◆ What to do:
Filter these entries, keeping only lines that hold the word "object".

◆ Task data:
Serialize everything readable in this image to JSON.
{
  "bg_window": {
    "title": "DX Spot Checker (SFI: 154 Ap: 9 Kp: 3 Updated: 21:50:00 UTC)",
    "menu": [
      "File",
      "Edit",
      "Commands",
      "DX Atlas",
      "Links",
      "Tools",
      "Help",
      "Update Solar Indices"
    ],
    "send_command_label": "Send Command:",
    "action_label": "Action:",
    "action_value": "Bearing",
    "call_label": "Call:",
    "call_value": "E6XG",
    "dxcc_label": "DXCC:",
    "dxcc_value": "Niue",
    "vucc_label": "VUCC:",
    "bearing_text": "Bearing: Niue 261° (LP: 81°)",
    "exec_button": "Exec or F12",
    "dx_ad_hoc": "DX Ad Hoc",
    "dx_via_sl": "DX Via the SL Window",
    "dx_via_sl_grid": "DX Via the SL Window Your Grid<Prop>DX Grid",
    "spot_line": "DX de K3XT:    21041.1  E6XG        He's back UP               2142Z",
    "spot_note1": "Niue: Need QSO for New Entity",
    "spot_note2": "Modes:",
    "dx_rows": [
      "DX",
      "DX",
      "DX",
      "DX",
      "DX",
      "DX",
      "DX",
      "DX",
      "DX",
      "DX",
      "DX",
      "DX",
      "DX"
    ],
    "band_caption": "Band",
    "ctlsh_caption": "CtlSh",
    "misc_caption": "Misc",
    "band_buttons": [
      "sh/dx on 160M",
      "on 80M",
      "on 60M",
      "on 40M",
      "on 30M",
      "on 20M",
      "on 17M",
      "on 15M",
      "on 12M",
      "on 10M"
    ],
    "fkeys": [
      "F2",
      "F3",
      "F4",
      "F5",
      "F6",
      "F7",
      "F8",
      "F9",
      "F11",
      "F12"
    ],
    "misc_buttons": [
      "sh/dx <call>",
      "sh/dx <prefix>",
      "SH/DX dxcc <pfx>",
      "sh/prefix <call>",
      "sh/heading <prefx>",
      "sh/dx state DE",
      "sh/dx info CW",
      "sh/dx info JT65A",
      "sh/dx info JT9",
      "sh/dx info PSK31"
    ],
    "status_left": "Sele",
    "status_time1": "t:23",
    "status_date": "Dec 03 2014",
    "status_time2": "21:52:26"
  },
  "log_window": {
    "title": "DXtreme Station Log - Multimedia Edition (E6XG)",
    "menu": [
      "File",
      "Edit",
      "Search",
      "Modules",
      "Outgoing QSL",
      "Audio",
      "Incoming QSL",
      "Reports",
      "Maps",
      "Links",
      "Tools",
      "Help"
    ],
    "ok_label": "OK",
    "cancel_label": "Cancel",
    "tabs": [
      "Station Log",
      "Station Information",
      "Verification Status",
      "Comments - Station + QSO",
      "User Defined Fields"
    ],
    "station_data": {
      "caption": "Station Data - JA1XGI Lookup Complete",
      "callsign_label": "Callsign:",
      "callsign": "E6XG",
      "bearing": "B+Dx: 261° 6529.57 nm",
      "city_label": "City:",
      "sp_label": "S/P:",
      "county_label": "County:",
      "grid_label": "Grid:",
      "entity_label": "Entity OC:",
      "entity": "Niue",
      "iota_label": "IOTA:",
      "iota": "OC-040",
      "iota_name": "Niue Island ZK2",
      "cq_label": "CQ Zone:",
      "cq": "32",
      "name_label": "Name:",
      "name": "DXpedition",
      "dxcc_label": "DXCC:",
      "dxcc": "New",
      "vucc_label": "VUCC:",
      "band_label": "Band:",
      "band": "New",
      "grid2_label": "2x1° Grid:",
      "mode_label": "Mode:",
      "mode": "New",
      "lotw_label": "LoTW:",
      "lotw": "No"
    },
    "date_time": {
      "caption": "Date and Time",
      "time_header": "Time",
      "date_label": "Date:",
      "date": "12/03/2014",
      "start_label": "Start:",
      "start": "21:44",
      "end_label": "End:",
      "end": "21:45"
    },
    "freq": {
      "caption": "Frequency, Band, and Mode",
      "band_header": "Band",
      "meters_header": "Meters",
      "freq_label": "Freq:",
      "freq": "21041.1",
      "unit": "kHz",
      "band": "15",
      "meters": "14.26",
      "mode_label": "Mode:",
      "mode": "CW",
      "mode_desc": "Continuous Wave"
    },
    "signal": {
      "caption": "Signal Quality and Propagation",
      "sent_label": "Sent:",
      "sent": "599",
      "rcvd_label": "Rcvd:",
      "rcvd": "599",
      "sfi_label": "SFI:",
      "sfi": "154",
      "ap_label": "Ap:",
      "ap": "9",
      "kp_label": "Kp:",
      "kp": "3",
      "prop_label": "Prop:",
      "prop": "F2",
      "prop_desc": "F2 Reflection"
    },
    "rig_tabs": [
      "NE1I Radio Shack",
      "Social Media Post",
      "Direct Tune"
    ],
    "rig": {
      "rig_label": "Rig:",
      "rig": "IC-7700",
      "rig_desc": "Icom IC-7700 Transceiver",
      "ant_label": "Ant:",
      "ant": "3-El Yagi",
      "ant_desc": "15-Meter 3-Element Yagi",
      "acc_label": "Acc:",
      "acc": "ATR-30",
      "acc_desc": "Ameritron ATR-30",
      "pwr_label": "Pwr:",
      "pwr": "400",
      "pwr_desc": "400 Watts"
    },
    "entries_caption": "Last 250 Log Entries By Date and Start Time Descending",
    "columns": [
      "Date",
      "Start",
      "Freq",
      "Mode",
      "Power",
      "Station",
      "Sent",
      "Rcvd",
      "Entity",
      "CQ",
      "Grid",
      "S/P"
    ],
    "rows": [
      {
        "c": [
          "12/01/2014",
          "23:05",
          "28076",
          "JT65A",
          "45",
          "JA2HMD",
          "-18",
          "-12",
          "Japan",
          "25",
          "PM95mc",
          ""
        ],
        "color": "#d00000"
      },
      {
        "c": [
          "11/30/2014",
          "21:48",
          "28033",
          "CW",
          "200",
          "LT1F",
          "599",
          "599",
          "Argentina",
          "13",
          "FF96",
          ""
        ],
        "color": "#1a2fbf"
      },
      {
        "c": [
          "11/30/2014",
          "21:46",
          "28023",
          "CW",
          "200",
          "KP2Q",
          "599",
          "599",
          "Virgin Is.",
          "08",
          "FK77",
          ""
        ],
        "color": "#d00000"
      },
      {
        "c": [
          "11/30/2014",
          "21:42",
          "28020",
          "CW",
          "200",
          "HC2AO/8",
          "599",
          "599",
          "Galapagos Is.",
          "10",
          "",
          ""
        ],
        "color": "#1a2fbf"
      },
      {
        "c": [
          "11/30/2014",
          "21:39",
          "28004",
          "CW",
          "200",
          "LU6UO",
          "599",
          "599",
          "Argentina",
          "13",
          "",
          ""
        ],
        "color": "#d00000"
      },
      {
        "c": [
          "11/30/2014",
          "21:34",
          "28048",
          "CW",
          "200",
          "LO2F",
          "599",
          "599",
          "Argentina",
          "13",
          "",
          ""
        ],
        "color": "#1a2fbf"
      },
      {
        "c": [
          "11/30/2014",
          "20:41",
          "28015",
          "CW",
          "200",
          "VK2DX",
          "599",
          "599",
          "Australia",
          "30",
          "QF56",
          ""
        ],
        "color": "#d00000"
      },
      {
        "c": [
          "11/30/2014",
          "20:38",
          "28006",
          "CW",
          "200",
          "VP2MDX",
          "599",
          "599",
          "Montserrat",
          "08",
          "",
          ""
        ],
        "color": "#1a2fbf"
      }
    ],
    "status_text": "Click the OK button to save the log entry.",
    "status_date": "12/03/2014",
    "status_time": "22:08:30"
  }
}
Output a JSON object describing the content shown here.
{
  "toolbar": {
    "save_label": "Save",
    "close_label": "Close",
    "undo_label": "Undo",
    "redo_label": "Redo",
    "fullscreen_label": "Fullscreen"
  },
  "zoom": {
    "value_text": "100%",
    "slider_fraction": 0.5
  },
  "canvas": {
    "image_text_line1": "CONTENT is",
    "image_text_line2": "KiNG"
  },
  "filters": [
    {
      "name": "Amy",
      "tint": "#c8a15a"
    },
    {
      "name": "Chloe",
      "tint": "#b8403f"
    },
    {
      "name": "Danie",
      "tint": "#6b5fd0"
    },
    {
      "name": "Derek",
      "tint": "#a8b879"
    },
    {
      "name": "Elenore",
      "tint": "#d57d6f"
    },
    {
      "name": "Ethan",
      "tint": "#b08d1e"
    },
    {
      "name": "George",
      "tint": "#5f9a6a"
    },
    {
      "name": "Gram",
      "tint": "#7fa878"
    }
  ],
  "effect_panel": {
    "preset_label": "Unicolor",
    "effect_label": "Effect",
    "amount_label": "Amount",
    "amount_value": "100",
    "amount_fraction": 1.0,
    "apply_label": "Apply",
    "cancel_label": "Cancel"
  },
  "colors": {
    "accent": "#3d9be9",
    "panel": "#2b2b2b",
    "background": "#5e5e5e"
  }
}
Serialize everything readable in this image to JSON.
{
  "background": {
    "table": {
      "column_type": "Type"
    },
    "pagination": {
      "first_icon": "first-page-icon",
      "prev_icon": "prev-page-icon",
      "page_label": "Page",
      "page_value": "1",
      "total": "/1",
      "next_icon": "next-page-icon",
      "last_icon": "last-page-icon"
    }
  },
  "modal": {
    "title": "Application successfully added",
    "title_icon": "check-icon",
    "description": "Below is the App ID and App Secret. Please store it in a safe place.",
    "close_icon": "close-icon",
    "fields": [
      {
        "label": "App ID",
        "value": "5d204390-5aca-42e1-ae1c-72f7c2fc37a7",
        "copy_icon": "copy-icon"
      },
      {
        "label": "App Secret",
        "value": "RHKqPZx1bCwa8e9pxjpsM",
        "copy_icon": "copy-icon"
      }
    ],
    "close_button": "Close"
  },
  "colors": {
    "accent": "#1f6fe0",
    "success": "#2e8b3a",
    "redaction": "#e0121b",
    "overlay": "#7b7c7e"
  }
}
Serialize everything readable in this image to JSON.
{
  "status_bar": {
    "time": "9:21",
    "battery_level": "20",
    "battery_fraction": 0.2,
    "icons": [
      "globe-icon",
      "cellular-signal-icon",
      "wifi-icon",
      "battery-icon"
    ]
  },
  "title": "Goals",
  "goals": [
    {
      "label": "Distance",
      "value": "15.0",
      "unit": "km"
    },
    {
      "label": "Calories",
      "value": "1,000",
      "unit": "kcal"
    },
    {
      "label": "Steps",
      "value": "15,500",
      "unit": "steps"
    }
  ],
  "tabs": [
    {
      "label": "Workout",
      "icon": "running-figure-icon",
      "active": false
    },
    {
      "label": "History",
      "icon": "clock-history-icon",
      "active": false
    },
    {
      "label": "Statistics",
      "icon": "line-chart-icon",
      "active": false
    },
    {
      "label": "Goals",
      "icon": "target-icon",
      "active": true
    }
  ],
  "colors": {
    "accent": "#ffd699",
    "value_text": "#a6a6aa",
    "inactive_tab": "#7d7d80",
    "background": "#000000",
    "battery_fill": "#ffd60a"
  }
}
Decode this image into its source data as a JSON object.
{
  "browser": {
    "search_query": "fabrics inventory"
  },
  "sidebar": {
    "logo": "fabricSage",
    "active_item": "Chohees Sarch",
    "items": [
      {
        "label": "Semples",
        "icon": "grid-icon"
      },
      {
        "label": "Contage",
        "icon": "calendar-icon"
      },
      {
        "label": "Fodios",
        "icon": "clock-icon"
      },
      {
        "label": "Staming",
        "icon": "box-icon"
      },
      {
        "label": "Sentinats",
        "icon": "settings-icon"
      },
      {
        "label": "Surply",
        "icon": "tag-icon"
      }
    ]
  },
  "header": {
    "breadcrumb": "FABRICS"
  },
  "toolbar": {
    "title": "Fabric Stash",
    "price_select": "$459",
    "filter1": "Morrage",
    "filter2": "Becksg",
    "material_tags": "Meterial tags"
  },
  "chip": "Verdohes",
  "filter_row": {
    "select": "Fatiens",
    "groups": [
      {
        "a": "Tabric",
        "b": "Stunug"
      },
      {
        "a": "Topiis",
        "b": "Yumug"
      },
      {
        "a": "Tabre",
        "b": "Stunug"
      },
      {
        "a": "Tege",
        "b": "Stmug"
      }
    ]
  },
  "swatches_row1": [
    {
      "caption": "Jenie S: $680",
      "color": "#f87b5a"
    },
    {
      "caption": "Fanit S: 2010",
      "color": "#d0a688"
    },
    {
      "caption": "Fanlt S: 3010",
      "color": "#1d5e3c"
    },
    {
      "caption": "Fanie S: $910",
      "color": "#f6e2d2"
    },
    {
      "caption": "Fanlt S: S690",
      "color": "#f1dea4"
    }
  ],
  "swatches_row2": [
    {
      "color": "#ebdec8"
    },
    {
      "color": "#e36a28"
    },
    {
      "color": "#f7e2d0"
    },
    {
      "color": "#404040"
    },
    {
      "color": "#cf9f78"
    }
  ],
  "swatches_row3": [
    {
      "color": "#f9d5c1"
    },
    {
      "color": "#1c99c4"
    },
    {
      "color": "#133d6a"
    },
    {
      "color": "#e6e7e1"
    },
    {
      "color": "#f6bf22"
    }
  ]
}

◆ Task response:
Output a JSON object describing the content shown here.
Decode this image into its source data as a JSON object.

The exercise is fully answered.